■ **What you will do**
Return every record verbatim.
— start of Exercise data —
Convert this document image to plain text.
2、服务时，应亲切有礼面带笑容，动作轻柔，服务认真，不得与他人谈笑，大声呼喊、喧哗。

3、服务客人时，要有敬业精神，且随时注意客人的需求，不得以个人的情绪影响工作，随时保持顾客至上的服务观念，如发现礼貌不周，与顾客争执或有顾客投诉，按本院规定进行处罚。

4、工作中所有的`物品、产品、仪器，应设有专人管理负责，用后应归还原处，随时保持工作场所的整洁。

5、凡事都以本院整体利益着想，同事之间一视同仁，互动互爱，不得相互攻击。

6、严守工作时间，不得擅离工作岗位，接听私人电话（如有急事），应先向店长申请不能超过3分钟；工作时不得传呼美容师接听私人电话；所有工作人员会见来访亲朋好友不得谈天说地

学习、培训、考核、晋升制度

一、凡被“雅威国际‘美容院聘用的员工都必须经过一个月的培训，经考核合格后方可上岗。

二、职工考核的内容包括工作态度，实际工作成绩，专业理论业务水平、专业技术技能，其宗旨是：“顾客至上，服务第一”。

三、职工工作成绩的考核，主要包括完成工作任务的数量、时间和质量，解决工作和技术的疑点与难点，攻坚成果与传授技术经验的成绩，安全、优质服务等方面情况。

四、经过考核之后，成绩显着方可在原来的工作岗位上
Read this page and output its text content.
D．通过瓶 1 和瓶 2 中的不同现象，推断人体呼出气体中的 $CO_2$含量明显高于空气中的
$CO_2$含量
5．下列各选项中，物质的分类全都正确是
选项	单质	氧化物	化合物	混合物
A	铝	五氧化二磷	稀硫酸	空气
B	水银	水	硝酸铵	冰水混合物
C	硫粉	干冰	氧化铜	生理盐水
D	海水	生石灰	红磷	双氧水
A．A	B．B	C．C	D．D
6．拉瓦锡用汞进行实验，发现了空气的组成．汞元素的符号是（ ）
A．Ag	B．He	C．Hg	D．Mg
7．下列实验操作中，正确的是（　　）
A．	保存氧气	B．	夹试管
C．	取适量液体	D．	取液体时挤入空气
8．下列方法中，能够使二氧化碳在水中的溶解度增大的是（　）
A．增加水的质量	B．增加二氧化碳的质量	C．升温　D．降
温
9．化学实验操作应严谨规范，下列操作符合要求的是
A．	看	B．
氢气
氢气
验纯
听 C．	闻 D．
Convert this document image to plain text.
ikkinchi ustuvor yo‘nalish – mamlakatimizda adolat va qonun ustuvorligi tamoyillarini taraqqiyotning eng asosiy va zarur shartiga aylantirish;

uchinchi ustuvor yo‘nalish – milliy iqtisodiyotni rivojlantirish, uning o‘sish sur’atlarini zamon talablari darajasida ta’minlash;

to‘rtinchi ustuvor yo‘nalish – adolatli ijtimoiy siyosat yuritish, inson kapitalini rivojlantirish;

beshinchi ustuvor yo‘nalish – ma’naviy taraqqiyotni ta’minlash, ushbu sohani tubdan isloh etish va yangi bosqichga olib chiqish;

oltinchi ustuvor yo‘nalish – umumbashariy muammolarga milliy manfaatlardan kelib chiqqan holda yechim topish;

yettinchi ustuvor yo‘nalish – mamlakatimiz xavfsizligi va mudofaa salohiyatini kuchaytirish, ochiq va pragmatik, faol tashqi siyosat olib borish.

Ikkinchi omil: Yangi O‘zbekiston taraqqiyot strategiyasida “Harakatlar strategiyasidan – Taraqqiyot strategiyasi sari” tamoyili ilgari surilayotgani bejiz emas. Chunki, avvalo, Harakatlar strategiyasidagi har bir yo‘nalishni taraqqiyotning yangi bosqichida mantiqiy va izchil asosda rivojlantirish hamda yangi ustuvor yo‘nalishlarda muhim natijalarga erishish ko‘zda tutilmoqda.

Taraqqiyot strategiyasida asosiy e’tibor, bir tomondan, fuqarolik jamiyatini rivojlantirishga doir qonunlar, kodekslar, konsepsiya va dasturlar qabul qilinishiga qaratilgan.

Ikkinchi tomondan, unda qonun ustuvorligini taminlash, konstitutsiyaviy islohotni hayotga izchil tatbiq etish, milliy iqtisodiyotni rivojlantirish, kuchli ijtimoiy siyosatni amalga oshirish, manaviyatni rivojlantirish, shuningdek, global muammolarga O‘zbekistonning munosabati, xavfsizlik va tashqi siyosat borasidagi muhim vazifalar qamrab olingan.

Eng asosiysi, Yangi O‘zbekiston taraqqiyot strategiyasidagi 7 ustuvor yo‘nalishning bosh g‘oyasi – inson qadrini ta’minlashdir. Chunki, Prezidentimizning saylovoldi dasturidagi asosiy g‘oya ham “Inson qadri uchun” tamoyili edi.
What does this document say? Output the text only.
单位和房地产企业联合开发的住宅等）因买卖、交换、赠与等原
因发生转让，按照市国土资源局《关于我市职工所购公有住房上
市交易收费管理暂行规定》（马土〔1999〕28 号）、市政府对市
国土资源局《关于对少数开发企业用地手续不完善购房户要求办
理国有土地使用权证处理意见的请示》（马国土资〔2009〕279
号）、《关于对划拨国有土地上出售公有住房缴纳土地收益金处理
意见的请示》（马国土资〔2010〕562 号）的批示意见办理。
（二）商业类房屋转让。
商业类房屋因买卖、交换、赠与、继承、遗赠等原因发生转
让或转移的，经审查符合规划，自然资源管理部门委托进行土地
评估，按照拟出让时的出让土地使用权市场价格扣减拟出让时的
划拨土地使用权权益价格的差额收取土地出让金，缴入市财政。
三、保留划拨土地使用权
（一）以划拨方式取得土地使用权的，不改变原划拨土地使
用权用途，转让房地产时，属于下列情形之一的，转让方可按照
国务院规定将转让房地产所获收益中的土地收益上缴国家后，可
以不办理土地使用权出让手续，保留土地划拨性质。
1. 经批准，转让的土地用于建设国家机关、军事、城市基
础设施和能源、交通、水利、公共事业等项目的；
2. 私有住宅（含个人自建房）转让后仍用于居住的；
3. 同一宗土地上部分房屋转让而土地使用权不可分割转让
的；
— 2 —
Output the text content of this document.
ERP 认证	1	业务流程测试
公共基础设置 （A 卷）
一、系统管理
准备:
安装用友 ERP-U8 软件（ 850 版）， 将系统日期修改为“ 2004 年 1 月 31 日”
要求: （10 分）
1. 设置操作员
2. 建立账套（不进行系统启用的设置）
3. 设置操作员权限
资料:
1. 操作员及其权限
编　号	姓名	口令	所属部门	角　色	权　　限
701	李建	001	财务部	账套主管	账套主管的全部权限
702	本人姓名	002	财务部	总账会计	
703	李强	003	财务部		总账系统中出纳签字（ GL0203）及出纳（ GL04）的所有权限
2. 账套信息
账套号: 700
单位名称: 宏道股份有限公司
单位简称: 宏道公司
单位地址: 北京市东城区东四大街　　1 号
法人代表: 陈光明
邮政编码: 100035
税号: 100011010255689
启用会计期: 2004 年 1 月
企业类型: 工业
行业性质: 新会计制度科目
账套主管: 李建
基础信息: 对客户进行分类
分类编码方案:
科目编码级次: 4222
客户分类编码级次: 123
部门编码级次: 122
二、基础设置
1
— end of Exercise data —
■ **Result for this task**
Convert this document image to plain text.
2、服务时，应亲切有礼面带笑容，动作轻柔，服务认真，不得与他人谈笑，大声呼喊、喧哗。

3、服务客人时，要有敬业精神，且随时注意客人的需求，不得以个人的情绪影响工作，随时保持顾客至上的服务观念，如发现礼貌不周，与顾客争执或有顾客投诉，按本院规定进行处罚。

4、工作中所有的`物品、产品、仪器，应设有专人管理负责，用后应归还原处，随时保持工作场所的整洁。

5、凡事都以本院整体利益着想，同事之间一视同仁，互动互爱，不得相互攻击。

6、严守工作时间，不得擅离工作岗位，接听私人电话（如有急事），应先向店长申请不能超过3分钟；工作时不得传呼美容师接听私人电话；所有工作人员会见来访亲朋好友不得谈天说地

学习、培训、考核、晋升制度

一、凡被“雅威国际‘美容院聘用的员工都必须经过一个月的培训，经考核合格后方可上岗。

二、职工考核的内容包括工作态度，实际工作成绩，专业理论业务水平、专业技术技能，其宗旨是：“顾客至上，服务第一”。

三、职工工作成绩的考核，主要包括完成工作任务的数量、时间和质量，解决工作和技术的疑点与难点，攻坚成果与传授技术经验的成绩，安全、优质服务等方面情况。

四、经过考核之后，成绩显着方可在原来的工作岗位上
Read this page and output its text content.
D．通过瓶 1 和瓶 2 中的不同现象，推断人体呼出气体中的 $CO_2$含量明显高于空气中的
$CO_2$含量
5．下列各选项中，物质的分类全都正确是
选项	单质	氧化物	化合物	混合物
A	铝	五氧化二磷	稀硫酸	空气
B	水银	水	硝酸铵	冰水混合物
C	硫粉	干冰	氧化铜	生理盐水
D	海水	生石灰	红磷	双氧水
A．A	B．B	C．C	D．D
6．拉瓦锡用汞进行实验，发现了空气的组成．汞元素的符号是（ ）
A．Ag	B．He	C．Hg	D．Mg
7．下列实验操作中，正确的是（　　）
A．	保存氧气	B．	夹试管
C．	取适量液体	D．	取液体时挤入空气
8．下列方法中，能够使二氧化碳在水中的溶解度增大的是（　）
A．增加水的质量	B．增加二氧化碳的质量	C．升温　D．降
温
9．化学实验操作应严谨规范，下列操作符合要求的是
A．	看	B．
氢气
氢气
验纯
听 C．	闻 D．
Convert this document image to plain text.
ikkinchi ustuvor yo‘nalish – mamlakatimizda adolat va qonun ustuvorligi tamoyillarini taraqqiyotning eng asosiy va zarur shartiga aylantirish;

uchinchi ustuvor yo‘nalish – milliy iqtisodiyotni rivojlantirish, uning o‘sish sur’atlarini zamon talablari darajasida ta’minlash;

to‘rtinchi ustuvor yo‘nalish – adolatli ijtimoiy siyosat yuritish, inson kapitalini rivojlantirish;

beshinchi ustuvor yo‘nalish – ma’naviy taraqqiyotni ta’minlash, ushbu sohani tubdan isloh etish va yangi bosqichga olib chiqish;

oltinchi ustuvor yo‘nalish – umumbashariy muammolarga milliy manfaatlardan kelib chiqqan holda yechim topish;

yettinchi ustuvor yo‘nalish – mamlakatimiz xavfsizligi va mudofaa salohiyatini kuchaytirish, ochiq va pragmatik, faol tashqi siyosat olib borish.

Ikkinchi omil: Yangi O‘zbekiston taraqqiyot strategiyasida “Harakatlar strategiyasidan – Taraqqiyot strategiyasi sari” tamoyili ilgari surilayotgani bejiz emas. Chunki, avvalo, Harakatlar strategiyasidagi har bir yo‘nalishni taraqqiyotning yangi bosqichida mantiqiy va izchil asosda rivojlantirish hamda yangi ustuvor yo‘nalishlarda muhim natijalarga erishish ko‘zda tutilmoqda.

Taraqqiyot strategiyasida asosiy e’tibor, bir tomondan, fuqarolik jamiyatini rivojlantirishga doir qonunlar, kodekslar, konsepsiya va dasturlar qabul qilinishiga qaratilgan.

Ikkinchi tomondan, unda qonun ustuvorligini taminlash, konstitutsiyaviy islohotni hayotga izchil tatbiq etish, milliy iqtisodiyotni rivojlantirish, kuchli ijtimoiy siyosatni amalga oshirish, manaviyatni rivojlantirish, shuningdek, global muammolarga O‘zbekistonning munosabati, xavfsizlik va tashqi siyosat borasidagi muhim vazifalar qamrab olingan.

Eng asosiysi, Yangi O‘zbekiston taraqqiyot strategiyasidagi 7 ustuvor yo‘nalishning bosh g‘oyasi – inson qadrini ta’minlashdir. Chunki, Prezidentimizning saylovoldi dasturidagi asosiy g‘oya ham “Inson qadri uchun” tamoyili edi.
What does this document say? Output the text only.
单位和房地产企业联合开发的住宅等）因买卖、交换、赠与等原
因发生转让，按照市国土资源局《关于我市职工所购公有住房上
市交易收费管理暂行规定》（马土〔1999〕28 号）、市政府对市
国土资源局《关于对少数开发企业用地手续不完善购房户要求办
理国有土地使用权证处理意见的请示》（马国土资〔2009〕279
号）、《关于对划拨国有土地上出售公有住房缴纳土地收益金处理
意见的请示》（马国土资〔2010〕562 号）的批示意见办理。
（二）商业类房屋转让。
商业类房屋因买卖、交换、赠与、继承、遗赠等原因发生转
让或转移的，经审查符合规划，自然资源管理部门委托进行土地
评估，按照拟出让时的出让土地使用权市场价格扣减拟出让时的
划拨土地使用权权益价格的差额收取土地出让金，缴入市财政。
三、保留划拨土地使用权
（一）以划拨方式取得土地使用权的，不改变原划拨土地使
用权用途，转让房地产时，属于下列情形之一的，转让方可按照
国务院规定将转让房地产所获收益中的土地收益上缴国家后，可
以不办理土地使用权出让手续，保留土地划拨性质。
1. 经批准，转让的土地用于建设国家机关、军事、城市基
础设施和能源、交通、水利、公共事业等项目的；
2. 私有住宅（含个人自建房）转让后仍用于居住的；
3. 同一宗土地上部分房屋转让而土地使用权不可分割转让
的；
— 2 —
Output the text content of this document.
ERP 认证	1	业务流程测试
公共基础设置 （A 卷）
一、系统管理
准备:
安装用友 ERP-U8 软件（ 850 版）， 将系统日期修改为“ 2004 年 1 月 31 日”
要求: （10 分）
1. 设置操作员
2. 建立账套（不进行系统启用的设置）
3. 设置操作员权限
资料:
1. 操作员及其权限
编　号	姓名	口令	所属部门	角　色	权　　限
701	李建	001	财务部	账套主管	账套主管的全部权限
702	本人姓名	002	财务部	总账会计	
703	李强	003	财务部		总账系统中出纳签字（ GL0203）及出纳（ GL04）的所有权限
2. 账套信息
账套号: 700
单位名称: 宏道股份有限公司
单位简称: 宏道公司
单位地址: 北京市东城区东四大街　　1 号
法人代表: 陈光明
邮政编码: 100035
税号: 100011010255689
启用会计期: 2004 年 1 月
企业类型: 工业
行业性质: 新会计制度科目
账套主管: 李建
基础信息: 对客户进行分类
分类编码方案:
科目编码级次: 4222
客户分类编码级次: 123
部门编码级次: 122
二、基础设置
1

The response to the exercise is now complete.